═════ Supplied data ═════

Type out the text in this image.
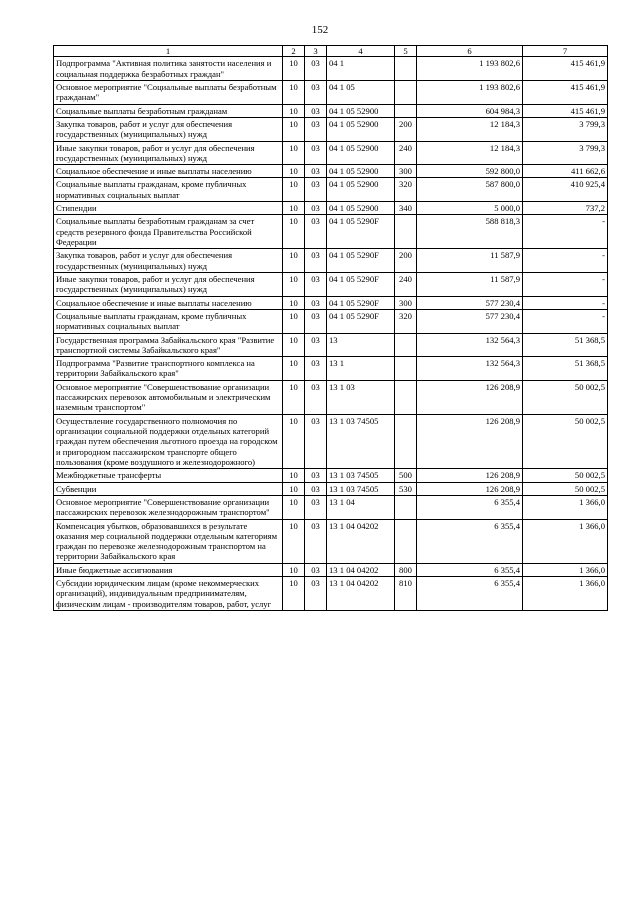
152
1	2	3	4	5	6	7
Подпрограмма "Активная политика занятости населения и социальная поддержка безработных граждан"	10	03	04 1		1 193 802,6	415 461,9
Основное мероприятие "Социальные выплаты безработным гражданам"	10	03	04 1 05		1 193 802,6	415 461,9
Социальные выплаты безработным гражданам	10	03	04 1 05 52900		604 984,3	415 461,9
Закупка товаров, работ и услуг для обеспечения государственных (муниципальных) нужд	10	03	04 1 05 52900	200	12 184,3	3 799,3
Иные закупки товаров, работ и услуг для обеспечения государственных (муниципальных) нужд	10	03	04 1 05 52900	240	12 184,3	3 799,3
Социальное обеспечение и иные выплаты населению	10	03	04 1 05 52900	300	592 800,0	411 662,6
Социальные выплаты гражданам, кроме публичных нормативных социальных выплат	10	03	04 1 05 52900	320	587 800,0	410 925,4
Стипендии	10	03	04 1 05 52900	340	5 000,0	737,2
Социальные выплаты безработным гражданам за счет средств резервного фонда Правительства Российской Федерации	10	03	04 1 05 5290F		588 818,3	-
Закупка товаров, работ и услуг для обеспечения государственных (муниципальных) нужд	10	03	04 1 05 5290F	200	11 587,9	-
Иные закупки товаров, работ и услуг для обеспечения государственных (муниципальных) нужд	10	03	04 1 05 5290F	240	11 587,9	-
Социальное обеспечение и иные выплаты населению	10	03	04 1 05 5290F	300	577 230,4	-
Социальные выплаты гражданам, кроме публичных нормативных социальных выплат	10	03	04 1 05 5290F	320	577 230,4	-
Государственная программа Забайкальского края "Развитие транспортной системы Забайкальского края"	10	03	13		132 564,3	51 368,5
Подпрограмма "Развитие транспортного комплекса на территории Забайкальского края"	10	03	13 1		132 564,3	51 368,5
Основное мероприятие "Совершенствование организации пассажирских перевозок автомобильным и электрическим наземным транспортом"	10	03	13 1 03		126 208,9	50 002,5
Осуществление государственного полномочия по организации социальной поддержки отдельных категорий граждан путем обеспечения льготного проезда на городском и пригородном пассажирском транспорте общего пользования (кроме воздушного и железнодорожного)	10	03	13 1 03 74505		126 208,9	50 002,5
Межбюджетные трансферты	10	03	13 1 03 74505	500	126 208,9	50 002,5
Субвенции	10	03	13 1 03 74505	530	126 208,9	50 002,5
Основное мероприятие "Совершенствование организации пассажирских перевозок железнодорожным транспортом"	10	03	13 1 04		6 355,4	1 366,0
Компенсация убытков, образовавшихся в результате оказания мер социальной поддержки отдельным категориям граждан по перевозке железнодорожным транспортом на территории Забайкальского края	10	03	13 1 04 04202		6 355,4	1 366,0
Иные бюджетные ассигнования	10	03	13 1 04 04202	800	6 355,4	1 366,0
Субсидии юридическим лицам (кроме некоммерческих организаций), индивидуальным предпринимателям, физическим лицам - производителям товаров, работ, услуг	10	03	13 1 04 04202	810	6 355,4	1 366,0
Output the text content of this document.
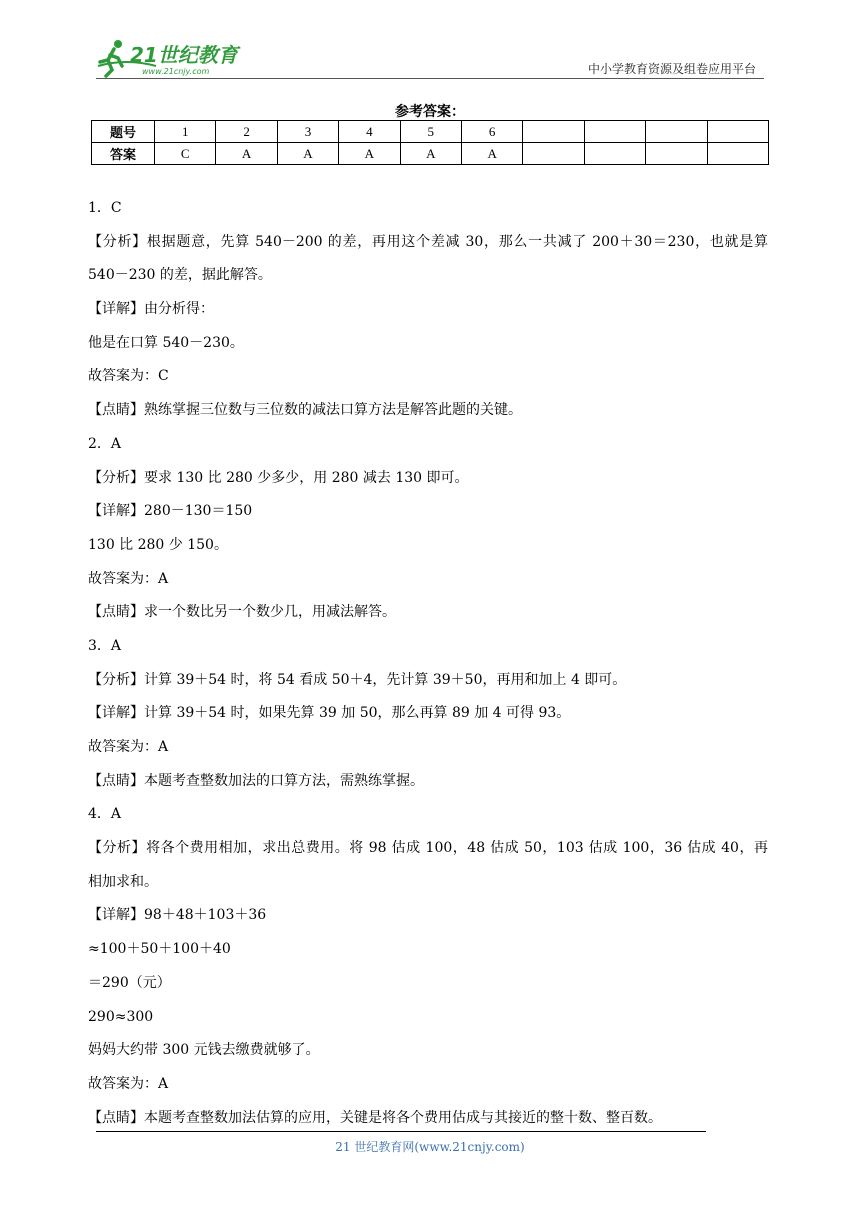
21世纪教育
www.21cnjy.com	中小学教育资源及组卷应用平台
参考答案：
题号	1	2	3	4	5	6				
答案	C	A	A	A	A	A				
1．C
【分析】根据题意，先算 540－200 的差，再用这个差减 30，那么一共减了 200＋30＝230，也就是算
540－230 的差，据此解答。
【详解】由分析得：
他是在口算 540－230。
故答案为：C
【点睛】熟练掌握三位数与三位数的减法口算方法是解答此题的关键。
2．A
【分析】要求 130 比 280 少多少，用 280 减去 130 即可。
【详解】280－130＝150
130 比 280 少 150。
故答案为：A
【点睛】求一个数比另一个数少几，用减法解答。
3．A
【分析】计算 39＋54 时，将 54 看成 50＋4，先计算 39＋50，再用和加上 4 即可。
【详解】计算 39＋54 时，如果先算 39 加 50，那么再算 89 加 4 可得 93。
故答案为：A
【点睛】本题考查整数加法的口算方法，需熟练掌握。
4．A
【分析】将各个费用相加，求出总费用。将 98 估成 100，48 估成 50，103 估成 100，36 估成 40，再
相加求和。
【详解】98＋48＋103＋36
≈100＋50＋100＋40
＝290（元）
290≈300
妈妈大约带 300 元钱去缴费就够了。
故答案为：A
【点睛】本题考查整数加法估算的应用，关键是将各个费用估成与其接近的整十数、整百数。
21 世纪教育网(www.21cnjy.com)
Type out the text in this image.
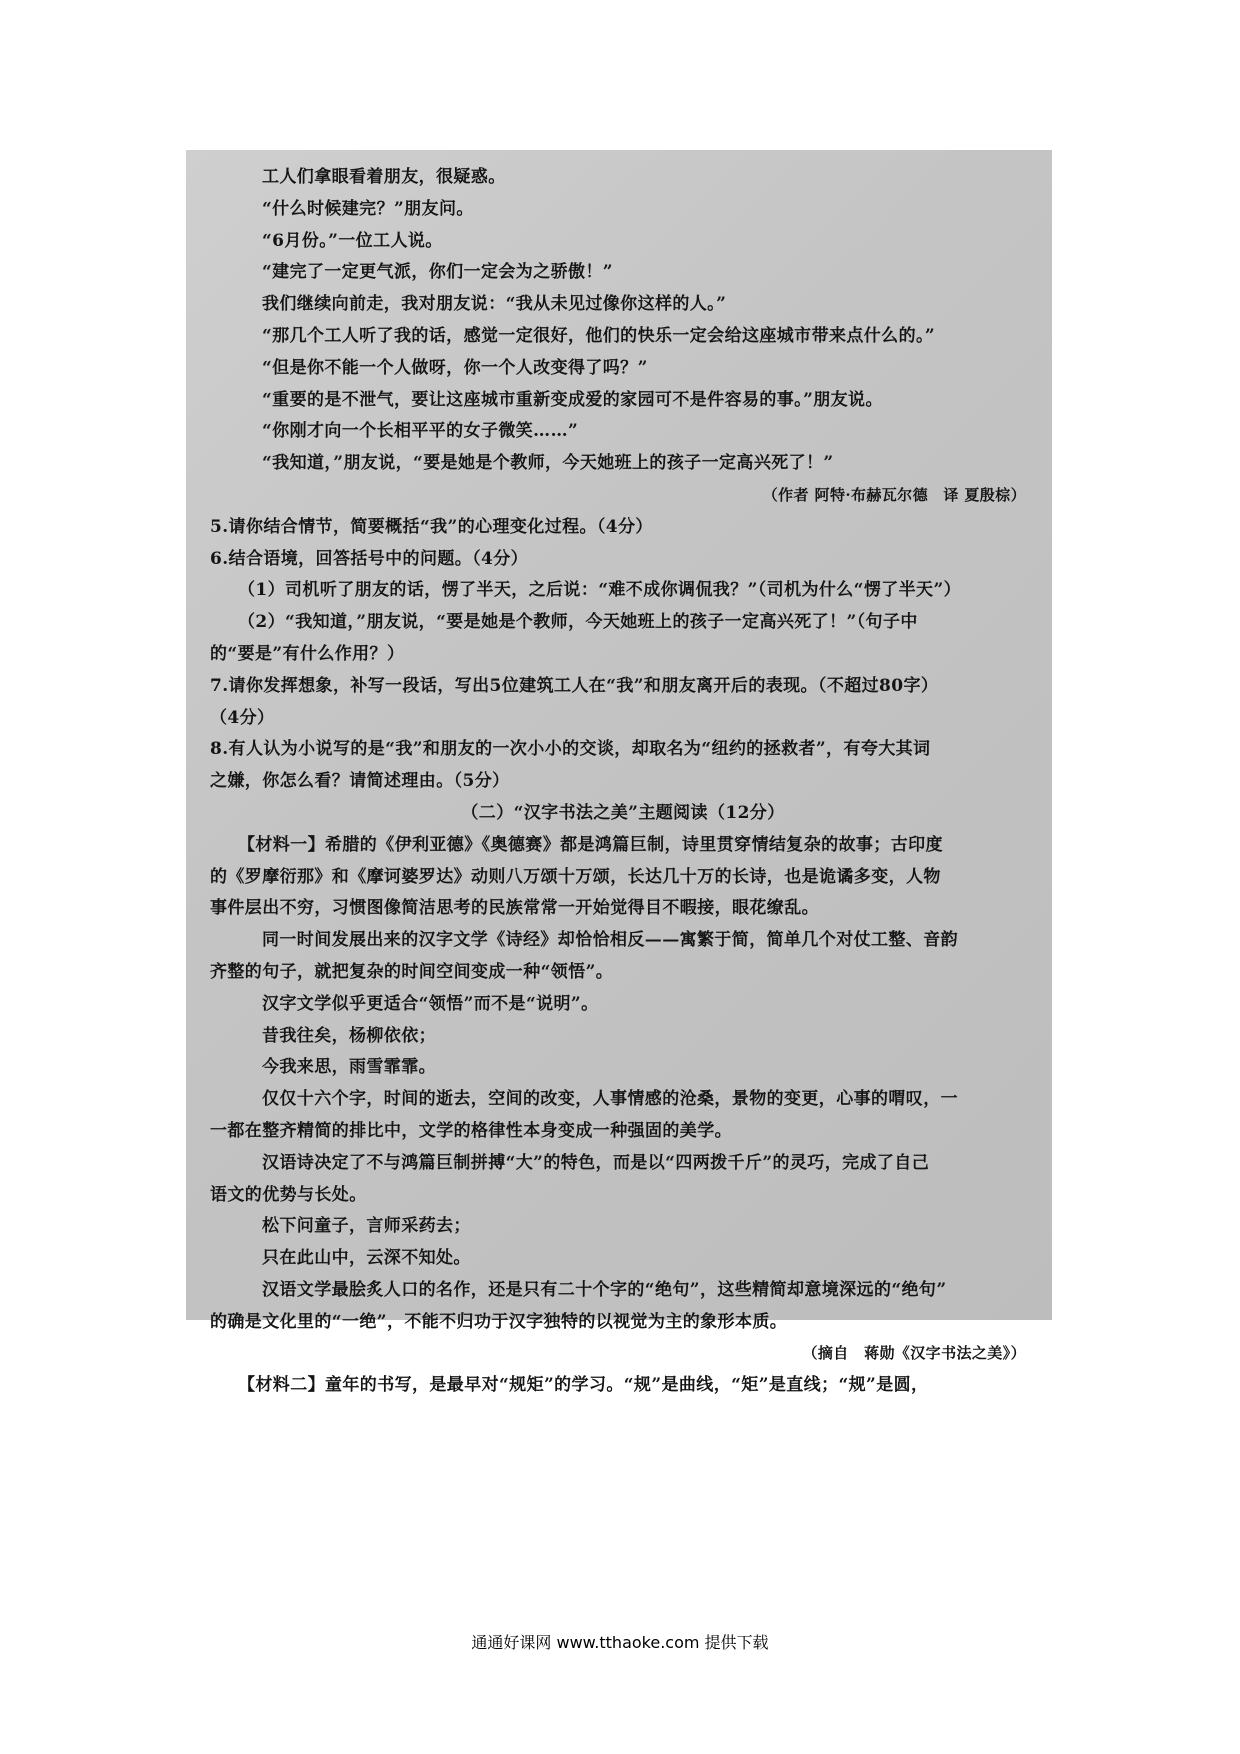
工人们拿眼看着朋友，很疑惑。
“什么时候建完？”朋友问。
“6月份。”一位工人说。
“建完了一定更气派，你们一定会为之骄傲！”
我们继续向前走，我对朋友说：“我从未见过像你这样的人。”
“那几个工人听了我的话，感觉一定很好，他们的快乐一定会给这座城市带来点什么的。”
“但是你不能一个人做呀，你一个人改变得了吗？”
“重要的是不泄气，要让这座城市重新变成爱的家园可不是件容易的事。”朋友说。
“你刚才向一个长相平平的女子微笑……”
“我知道，”朋友说，“要是她是个教师，今天她班上的孩子一定高兴死了！”
（作者 阿特·布赫瓦尔德　译 夏殷棕）
5.请你结合情节，简要概括“我”的心理变化过程。（4分）
6.结合语境，回答括号中的问题。（4分）
（1）司机听了朋友的话，愣了半天，之后说：“难不成你调侃我？”（司机为什么“愣了半天”）
（2）“我知道，”朋友说，“要是她是个教师，今天她班上的孩子一定高兴死了！”（句子中
的“要是”有什么作用？）
7.请你发挥想象，补写一段话，写出5位建筑工人在“我”和朋友离开后的表现。（不超过80字）
（4分）
8.有人认为小说写的是“我”和朋友的一次小小的交谈，却取名为“纽约的拯救者”，有夸大其词
之嫌，你怎么看？请简述理由。（5分）
（二）“汉字书法之美”主题阅读（12分）
【材料一】希腊的《伊利亚德》《奥德赛》都是鸿篇巨制，诗里贯穿情结复杂的故事；古印度
的《罗摩衍那》和《摩诃婆罗达》动则八万颂十万颂，长达几十万的长诗，也是诡谲多变，人物
事件层出不穷，习惯图像简洁思考的民族常常一开始觉得目不暇接，眼花缭乱。
同一时间发展出来的汉字文学《诗经》却恰恰相反——寓繁于简，简单几个对仗工整、音韵
齐整的句子，就把复杂的时间空间变成一种“领悟”。
汉字文学似乎更适合“领悟”而不是“说明”。
昔我往矣，杨柳依依；
今我来思，雨雪霏霏。
仅仅十六个字，时间的逝去，空间的改变，人事情感的沧桑，景物的变更，心事的喟叹，一
一都在整齐精简的排比中，文学的格律性本身变成一种强固的美学。
汉语诗决定了不与鸿篇巨制拼搏“大”的特色，而是以“四两拨千斤”的灵巧，完成了自己
语文的优势与长处。
松下问童子，言师采药去；
只在此山中，云深不知处。
汉语文学最脍炙人口的名作，还是只有二十个字的“绝句”，这些精简却意境深远的“绝句”
的确是文化里的“一绝”，不能不归功于汉字独特的以视觉为主的象形本质。
（摘自　蒋勋《汉字书法之美》）
【材料二】童年的书写，是最早对“规矩”的学习。“规”是曲线，“矩”是直线；“规”是圆，
通通好课网 www.tthaoke.com 提供下载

═════

[Required task]:
Transcribe the records above exactly, omitting every picture they contain.

[Exercise output]:
Type out the text in this image.
152
1	2	3	4	5	6	7
Подпрограмма "Активная политика занятости населения и социальная поддержка безработных граждан"	10	03	04 1		1 193 802,6	415 461,9
Основное мероприятие "Социальные выплаты безработным гражданам"	10	03	04 1 05		1 193 802,6	415 461,9
Социальные выплаты безработным гражданам	10	03	04 1 05 52900		604 984,3	415 461,9
Закупка товаров, работ и услуг для обеспечения государственных (муниципальных) нужд	10	03	04 1 05 52900	200	12 184,3	3 799,3
Иные закупки товаров, работ и услуг для обеспечения государственных (муниципальных) нужд	10	03	04 1 05 52900	240	12 184,3	3 799,3
Социальное обеспечение и иные выплаты населению	10	03	04 1 05 52900	300	592 800,0	411 662,6
Социальные выплаты гражданам, кроме публичных нормативных социальных выплат	10	03	04 1 05 52900	320	587 800,0	410 925,4
Стипендии	10	03	04 1 05 52900	340	5 000,0	737,2
Социальные выплаты безработным гражданам за счет средств резервного фонда Правительства Российской Федерации	10	03	04 1 05 5290F		588 818,3	-
Закупка товаров, работ и услуг для обеспечения государственных (муниципальных) нужд	10	03	04 1 05 5290F	200	11 587,9	-
Иные закупки товаров, работ и услуг для обеспечения государственных (муниципальных) нужд	10	03	04 1 05 5290F	240	11 587,9	-
Социальное обеспечение и иные выплаты населению	10	03	04 1 05 5290F	300	577 230,4	-
Социальные выплаты гражданам, кроме публичных нормативных социальных выплат	10	03	04 1 05 5290F	320	577 230,4	-
Государственная программа Забайкальского края "Развитие транспортной системы Забайкальского края"	10	03	13		132 564,3	51 368,5
Подпрограмма "Развитие транспортного комплекса на территории Забайкальского края"	10	03	13 1		132 564,3	51 368,5
Основное мероприятие "Совершенствование организации пассажирских перевозок автомобильным и электрическим наземным транспортом"	10	03	13 1 03		126 208,9	50 002,5
Осуществление государственного полномочия по организации социальной поддержки отдельных категорий граждан путем обеспечения льготного проезда на городском и пригородном пассажирском транспорте общего пользования (кроме воздушного и железнодорожного)	10	03	13 1 03 74505		126 208,9	50 002,5
Межбюджетные трансферты	10	03	13 1 03 74505	500	126 208,9	50 002,5
Субвенции	10	03	13 1 03 74505	530	126 208,9	50 002,5
Основное мероприятие "Совершенствование организации пассажирских перевозок железнодорожным транспортом"	10	03	13 1 04		6 355,4	1 366,0
Компенсация убытков, образовавшихся в результате оказания мер социальной поддержки отдельным категориям граждан по перевозке железнодорожным транспортом на территории Забайкальского края	10	03	13 1 04 04202		6 355,4	1 366,0
Иные бюджетные ассигнования	10	03	13 1 04 04202	800	6 355,4	1 366,0
Субсидии юридическим лицам (кроме некоммерческих организаций), индивидуальным предпринимателям, физическим лицам - производителям товаров, работ, услуг	10	03	13 1 04 04202	810	6 355,4	1 366,0
Output the text content of this document.
21世纪教育
www.21cnjy.com	中小学教育资源及组卷应用平台
参考答案：
题号	1	2	3	4	5	6				
答案	C	A	A	A	A	A				
1．C
【分析】根据题意，先算 540－200 的差，再用这个差减 30，那么一共减了 200＋30＝230，也就是算
540－230 的差，据此解答。
【详解】由分析得：
他是在口算 540－230。
故答案为：C
【点睛】熟练掌握三位数与三位数的减法口算方法是解答此题的关键。
2．A
【分析】要求 130 比 280 少多少，用 280 减去 130 即可。
【详解】280－130＝150
130 比 280 少 150。
故答案为：A
【点睛】求一个数比另一个数少几，用减法解答。
3．A
【分析】计算 39＋54 时，将 54 看成 50＋4，先计算 39＋50，再用和加上 4 即可。
【详解】计算 39＋54 时，如果先算 39 加 50，那么再算 89 加 4 可得 93。
故答案为：A
【点睛】本题考查整数加法的口算方法，需熟练掌握。
4．A
【分析】将各个费用相加，求出总费用。将 98 估成 100，48 估成 50，103 估成 100，36 估成 40，再
相加求和。
【详解】98＋48＋103＋36
≈100＋50＋100＋40
＝290（元）
290≈300
妈妈大约带 300 元钱去缴费就够了。
故答案为：A
【点睛】本题考查整数加法估算的应用，关键是将各个费用估成与其接近的整十数、整百数。
21 世纪教育网(www.21cnjy.com)
Type out the text in this image.
工人们拿眼看着朋友，很疑惑。
“什么时候建完？”朋友问。
“6月份。”一位工人说。
“建完了一定更气派，你们一定会为之骄傲！”
我们继续向前走，我对朋友说：“我从未见过像你这样的人。”
“那几个工人听了我的话，感觉一定很好，他们的快乐一定会给这座城市带来点什么的。”
“但是你不能一个人做呀，你一个人改变得了吗？”
“重要的是不泄气，要让这座城市重新变成爱的家园可不是件容易的事。”朋友说。
“你刚才向一个长相平平的女子微笑……”
“我知道，”朋友说，“要是她是个教师，今天她班上的孩子一定高兴死了！”
（作者 阿特·布赫瓦尔德　译 夏殷棕）
5.请你结合情节，简要概括“我”的心理变化过程。（4分）
6.结合语境，回答括号中的问题。（4分）
（1）司机听了朋友的话，愣了半天，之后说：“难不成你调侃我？”（司机为什么“愣了半天”）
（2）“我知道，”朋友说，“要是她是个教师，今天她班上的孩子一定高兴死了！”（句子中
的“要是”有什么作用？）
7.请你发挥想象，补写一段话，写出5位建筑工人在“我”和朋友离开后的表现。（不超过80字）
（4分）
8.有人认为小说写的是“我”和朋友的一次小小的交谈，却取名为“纽约的拯救者”，有夸大其词
之嫌，你怎么看？请简述理由。（5分）
（二）“汉字书法之美”主题阅读（12分）
【材料一】希腊的《伊利亚德》《奥德赛》都是鸿篇巨制，诗里贯穿情结复杂的故事；古印度
的《罗摩衍那》和《摩诃婆罗达》动则八万颂十万颂，长达几十万的长诗，也是诡谲多变，人物
事件层出不穷，习惯图像简洁思考的民族常常一开始觉得目不暇接，眼花缭乱。
同一时间发展出来的汉字文学《诗经》却恰恰相反——寓繁于简，简单几个对仗工整、音韵
齐整的句子，就把复杂的时间空间变成一种“领悟”。
汉字文学似乎更适合“领悟”而不是“说明”。
昔我往矣，杨柳依依；
今我来思，雨雪霏霏。
仅仅十六个字，时间的逝去，空间的改变，人事情感的沧桑，景物的变更，心事的喟叹，一
一都在整齐精简的排比中，文学的格律性本身变成一种强固的美学。
汉语诗决定了不与鸿篇巨制拼搏“大”的特色，而是以“四两拨千斤”的灵巧，完成了自己
语文的优势与长处。
松下问童子，言师采药去；
只在此山中，云深不知处。
汉语文学最脍炙人口的名作，还是只有二十个字的“绝句”，这些精简却意境深远的“绝句”
的确是文化里的“一绝”，不能不归功于汉字独特的以视觉为主的象形本质。
（摘自　蒋勋《汉字书法之美》）
【材料二】童年的书写，是最早对“规矩”的学习。“规”是曲线，“矩”是直线；“规”是圆，
通通好课网 www.tthaoke.com 提供下载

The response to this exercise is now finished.